EXTRACTED RECORDS:
* * *

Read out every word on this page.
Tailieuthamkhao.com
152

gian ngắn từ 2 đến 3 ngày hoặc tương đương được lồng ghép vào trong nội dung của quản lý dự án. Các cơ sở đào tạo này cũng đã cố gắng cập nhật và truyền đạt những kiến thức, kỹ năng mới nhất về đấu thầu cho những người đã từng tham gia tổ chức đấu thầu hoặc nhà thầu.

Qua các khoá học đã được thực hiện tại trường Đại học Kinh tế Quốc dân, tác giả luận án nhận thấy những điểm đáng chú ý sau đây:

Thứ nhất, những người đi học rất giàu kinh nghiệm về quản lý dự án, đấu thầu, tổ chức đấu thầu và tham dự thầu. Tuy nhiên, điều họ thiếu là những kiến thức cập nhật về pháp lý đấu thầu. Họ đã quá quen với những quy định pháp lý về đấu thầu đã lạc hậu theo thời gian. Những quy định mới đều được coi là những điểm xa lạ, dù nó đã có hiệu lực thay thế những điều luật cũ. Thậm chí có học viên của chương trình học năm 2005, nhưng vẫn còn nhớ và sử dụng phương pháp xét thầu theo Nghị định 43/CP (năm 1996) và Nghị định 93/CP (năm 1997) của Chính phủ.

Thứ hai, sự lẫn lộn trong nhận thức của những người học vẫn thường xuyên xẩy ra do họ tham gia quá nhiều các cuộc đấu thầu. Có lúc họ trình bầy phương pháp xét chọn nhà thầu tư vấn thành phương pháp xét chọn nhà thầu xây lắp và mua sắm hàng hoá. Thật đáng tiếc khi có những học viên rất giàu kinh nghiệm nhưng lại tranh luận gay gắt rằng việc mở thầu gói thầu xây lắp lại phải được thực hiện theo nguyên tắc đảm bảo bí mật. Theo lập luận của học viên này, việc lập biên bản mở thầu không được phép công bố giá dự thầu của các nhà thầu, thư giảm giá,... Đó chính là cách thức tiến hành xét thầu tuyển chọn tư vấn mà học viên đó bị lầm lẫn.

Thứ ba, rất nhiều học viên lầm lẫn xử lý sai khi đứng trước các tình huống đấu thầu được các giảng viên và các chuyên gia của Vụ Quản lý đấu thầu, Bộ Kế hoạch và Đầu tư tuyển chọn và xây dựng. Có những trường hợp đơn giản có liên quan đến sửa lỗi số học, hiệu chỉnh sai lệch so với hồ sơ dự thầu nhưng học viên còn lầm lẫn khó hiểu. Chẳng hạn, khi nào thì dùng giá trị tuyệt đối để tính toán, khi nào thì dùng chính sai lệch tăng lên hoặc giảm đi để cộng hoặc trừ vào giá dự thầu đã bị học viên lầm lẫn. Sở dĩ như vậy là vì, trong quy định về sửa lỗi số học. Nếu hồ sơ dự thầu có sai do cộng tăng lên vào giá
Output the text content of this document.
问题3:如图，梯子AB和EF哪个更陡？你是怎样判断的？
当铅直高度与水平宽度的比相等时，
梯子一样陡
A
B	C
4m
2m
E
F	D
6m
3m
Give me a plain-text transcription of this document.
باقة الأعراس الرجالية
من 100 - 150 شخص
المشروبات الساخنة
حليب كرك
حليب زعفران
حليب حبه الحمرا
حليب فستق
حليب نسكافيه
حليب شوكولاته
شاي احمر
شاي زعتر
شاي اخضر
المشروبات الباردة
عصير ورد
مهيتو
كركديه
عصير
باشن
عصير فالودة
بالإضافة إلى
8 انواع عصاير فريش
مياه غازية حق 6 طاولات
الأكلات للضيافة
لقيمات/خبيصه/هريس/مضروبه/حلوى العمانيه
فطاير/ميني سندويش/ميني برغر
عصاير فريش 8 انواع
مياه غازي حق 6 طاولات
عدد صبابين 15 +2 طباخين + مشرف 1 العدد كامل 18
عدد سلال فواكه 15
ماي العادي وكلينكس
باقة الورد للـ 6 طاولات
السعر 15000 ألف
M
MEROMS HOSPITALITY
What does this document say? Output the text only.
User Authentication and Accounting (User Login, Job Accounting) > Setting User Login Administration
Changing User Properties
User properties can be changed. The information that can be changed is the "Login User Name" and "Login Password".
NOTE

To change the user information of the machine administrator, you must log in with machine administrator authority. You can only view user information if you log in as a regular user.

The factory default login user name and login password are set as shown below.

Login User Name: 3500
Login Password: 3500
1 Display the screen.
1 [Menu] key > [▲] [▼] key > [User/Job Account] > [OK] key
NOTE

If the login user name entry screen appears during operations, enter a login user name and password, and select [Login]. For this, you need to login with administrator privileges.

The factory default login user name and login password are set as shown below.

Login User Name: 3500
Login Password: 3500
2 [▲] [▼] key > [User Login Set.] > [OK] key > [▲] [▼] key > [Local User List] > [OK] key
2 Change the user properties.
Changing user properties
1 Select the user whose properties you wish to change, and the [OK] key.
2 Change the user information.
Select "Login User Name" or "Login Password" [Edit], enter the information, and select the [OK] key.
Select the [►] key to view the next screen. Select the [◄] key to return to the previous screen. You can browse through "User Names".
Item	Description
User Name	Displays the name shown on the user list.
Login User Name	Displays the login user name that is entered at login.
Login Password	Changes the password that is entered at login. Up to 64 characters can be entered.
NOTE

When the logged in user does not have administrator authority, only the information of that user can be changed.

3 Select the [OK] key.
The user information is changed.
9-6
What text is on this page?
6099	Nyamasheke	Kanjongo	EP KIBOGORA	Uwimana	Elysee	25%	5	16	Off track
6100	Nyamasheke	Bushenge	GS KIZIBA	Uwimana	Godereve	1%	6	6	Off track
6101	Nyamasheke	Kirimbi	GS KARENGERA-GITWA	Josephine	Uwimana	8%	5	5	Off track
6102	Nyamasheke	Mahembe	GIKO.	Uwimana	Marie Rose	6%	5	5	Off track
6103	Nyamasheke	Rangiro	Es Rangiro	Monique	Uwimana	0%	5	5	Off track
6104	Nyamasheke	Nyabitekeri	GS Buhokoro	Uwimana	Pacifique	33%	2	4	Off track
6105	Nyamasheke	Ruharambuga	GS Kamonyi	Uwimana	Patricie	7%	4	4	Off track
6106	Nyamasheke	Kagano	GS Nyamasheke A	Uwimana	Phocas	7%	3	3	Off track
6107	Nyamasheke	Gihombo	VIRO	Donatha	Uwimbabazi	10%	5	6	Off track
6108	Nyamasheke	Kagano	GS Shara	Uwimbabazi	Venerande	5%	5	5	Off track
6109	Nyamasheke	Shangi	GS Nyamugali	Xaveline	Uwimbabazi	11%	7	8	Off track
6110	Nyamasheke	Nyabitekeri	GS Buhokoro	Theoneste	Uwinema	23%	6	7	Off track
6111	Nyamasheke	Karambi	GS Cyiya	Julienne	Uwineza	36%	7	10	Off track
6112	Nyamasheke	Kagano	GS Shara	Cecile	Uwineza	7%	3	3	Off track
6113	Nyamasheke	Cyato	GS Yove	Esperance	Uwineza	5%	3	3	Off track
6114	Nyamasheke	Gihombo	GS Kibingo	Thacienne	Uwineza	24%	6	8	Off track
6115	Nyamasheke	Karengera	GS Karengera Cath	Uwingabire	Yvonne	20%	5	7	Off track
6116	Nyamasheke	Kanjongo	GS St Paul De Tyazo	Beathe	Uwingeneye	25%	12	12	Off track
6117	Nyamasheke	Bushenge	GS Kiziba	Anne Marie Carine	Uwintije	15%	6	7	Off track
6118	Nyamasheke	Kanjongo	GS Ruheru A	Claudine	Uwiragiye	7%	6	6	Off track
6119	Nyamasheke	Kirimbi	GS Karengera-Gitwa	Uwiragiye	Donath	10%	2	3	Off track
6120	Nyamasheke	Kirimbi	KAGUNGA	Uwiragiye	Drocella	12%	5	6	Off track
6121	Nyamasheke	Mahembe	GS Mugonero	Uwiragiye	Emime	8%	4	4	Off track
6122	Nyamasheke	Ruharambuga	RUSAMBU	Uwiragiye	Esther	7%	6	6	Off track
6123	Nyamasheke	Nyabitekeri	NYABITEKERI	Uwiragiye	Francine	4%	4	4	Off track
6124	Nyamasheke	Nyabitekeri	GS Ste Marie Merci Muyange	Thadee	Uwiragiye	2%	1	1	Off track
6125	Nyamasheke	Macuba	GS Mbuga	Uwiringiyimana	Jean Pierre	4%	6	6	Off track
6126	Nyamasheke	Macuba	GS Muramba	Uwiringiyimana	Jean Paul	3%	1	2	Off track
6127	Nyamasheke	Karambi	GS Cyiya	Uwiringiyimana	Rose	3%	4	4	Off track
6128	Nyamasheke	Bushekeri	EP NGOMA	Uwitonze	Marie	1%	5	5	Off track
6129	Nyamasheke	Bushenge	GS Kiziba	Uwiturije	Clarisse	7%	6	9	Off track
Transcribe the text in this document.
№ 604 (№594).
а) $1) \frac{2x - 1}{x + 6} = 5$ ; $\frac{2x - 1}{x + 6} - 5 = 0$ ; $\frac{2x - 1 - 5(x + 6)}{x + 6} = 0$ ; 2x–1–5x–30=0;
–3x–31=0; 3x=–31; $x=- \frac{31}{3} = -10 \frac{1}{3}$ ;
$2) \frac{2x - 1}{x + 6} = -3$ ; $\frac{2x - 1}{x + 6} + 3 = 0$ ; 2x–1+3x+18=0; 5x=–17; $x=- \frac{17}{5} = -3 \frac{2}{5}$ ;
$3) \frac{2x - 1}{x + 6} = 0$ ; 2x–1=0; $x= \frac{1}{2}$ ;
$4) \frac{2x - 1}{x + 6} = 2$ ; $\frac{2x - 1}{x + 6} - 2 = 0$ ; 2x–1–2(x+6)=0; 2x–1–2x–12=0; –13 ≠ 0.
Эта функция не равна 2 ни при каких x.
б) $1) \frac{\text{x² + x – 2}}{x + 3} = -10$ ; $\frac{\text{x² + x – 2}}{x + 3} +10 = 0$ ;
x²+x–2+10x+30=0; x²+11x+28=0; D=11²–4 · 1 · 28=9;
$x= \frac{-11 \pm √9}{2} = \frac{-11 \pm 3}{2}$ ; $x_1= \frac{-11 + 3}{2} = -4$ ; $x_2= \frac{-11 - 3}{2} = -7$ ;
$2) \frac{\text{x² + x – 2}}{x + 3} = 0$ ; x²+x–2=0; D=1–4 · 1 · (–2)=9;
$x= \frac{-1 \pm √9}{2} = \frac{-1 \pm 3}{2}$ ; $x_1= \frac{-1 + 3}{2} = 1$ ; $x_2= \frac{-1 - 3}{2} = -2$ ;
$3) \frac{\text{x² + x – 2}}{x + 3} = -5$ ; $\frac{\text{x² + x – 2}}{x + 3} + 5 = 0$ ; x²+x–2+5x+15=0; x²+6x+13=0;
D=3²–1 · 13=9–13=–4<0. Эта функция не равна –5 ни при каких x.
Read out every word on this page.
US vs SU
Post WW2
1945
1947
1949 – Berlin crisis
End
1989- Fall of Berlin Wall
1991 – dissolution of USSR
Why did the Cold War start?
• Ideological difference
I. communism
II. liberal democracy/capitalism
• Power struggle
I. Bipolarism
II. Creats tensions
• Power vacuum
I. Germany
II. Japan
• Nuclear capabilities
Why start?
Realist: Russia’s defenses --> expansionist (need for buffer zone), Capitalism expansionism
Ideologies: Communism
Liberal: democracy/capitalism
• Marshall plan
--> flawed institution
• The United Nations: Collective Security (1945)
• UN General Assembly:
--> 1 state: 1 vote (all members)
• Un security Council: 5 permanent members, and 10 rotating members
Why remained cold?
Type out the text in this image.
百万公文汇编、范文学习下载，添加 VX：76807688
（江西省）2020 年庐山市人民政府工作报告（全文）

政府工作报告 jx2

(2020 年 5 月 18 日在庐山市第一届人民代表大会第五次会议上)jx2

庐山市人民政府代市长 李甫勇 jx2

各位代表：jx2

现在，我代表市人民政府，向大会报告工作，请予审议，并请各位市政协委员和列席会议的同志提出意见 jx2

* * *

WHAT YOU NEED TO DO: Look through the entries above; copy every line holding the string "Kanjongo".

TASK OUTPUT:
6099	Nyamasheke	Kanjongo	EP KIBOGORA	Uwimana	Elysee	25%	5	16	Off track
6116	Nyamasheke	Kanjongo	GS St Paul De Tyazo	Beathe	Uwingeneye	25%	12	12	Off track
6118	Nyamasheke	Kanjongo	GS Ruheru A	Claudine	Uwiragiye	7%	6	6	Off track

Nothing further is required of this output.